### YOUR GOAL
Make an exact copy of the lines, leaving the pictures out.

————

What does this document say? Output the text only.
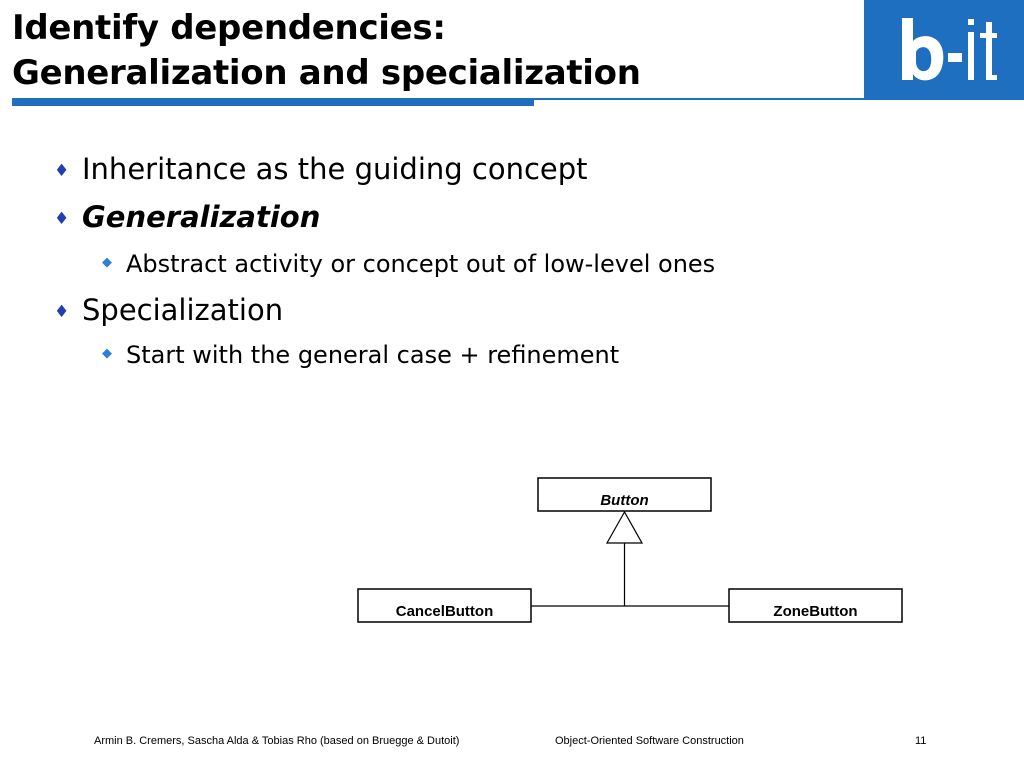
Identify dependencies:
Generalization and specialization
♦ Inheritance as the guiding concept
♦ Generalization
◆ Abstract activity or concept out of low-level ones
♦ Specialization
◆ Start with the general case + refinement
Button
CancelButton	ZoneButton
Armin B. Cremers, Sascha Alda & Tobias Rho (based on Bruegge & Dutoit)	Object-Oriented Software Construction	11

————

### FINISHED EXERCISE
What does this document say? Output the text only.
Identify dependencies:
Generalization and specialization
♦ Inheritance as the guiding concept
♦ Generalization
◆ Abstract activity or concept out of low-level ones
♦ Specialization
◆ Start with the general case + refinement
Button
CancelButton	ZoneButton
Armin B. Cremers, Sascha Alda & Tobias Rho (based on Bruegge & Dutoit)	Object-Oriented Software Construction	11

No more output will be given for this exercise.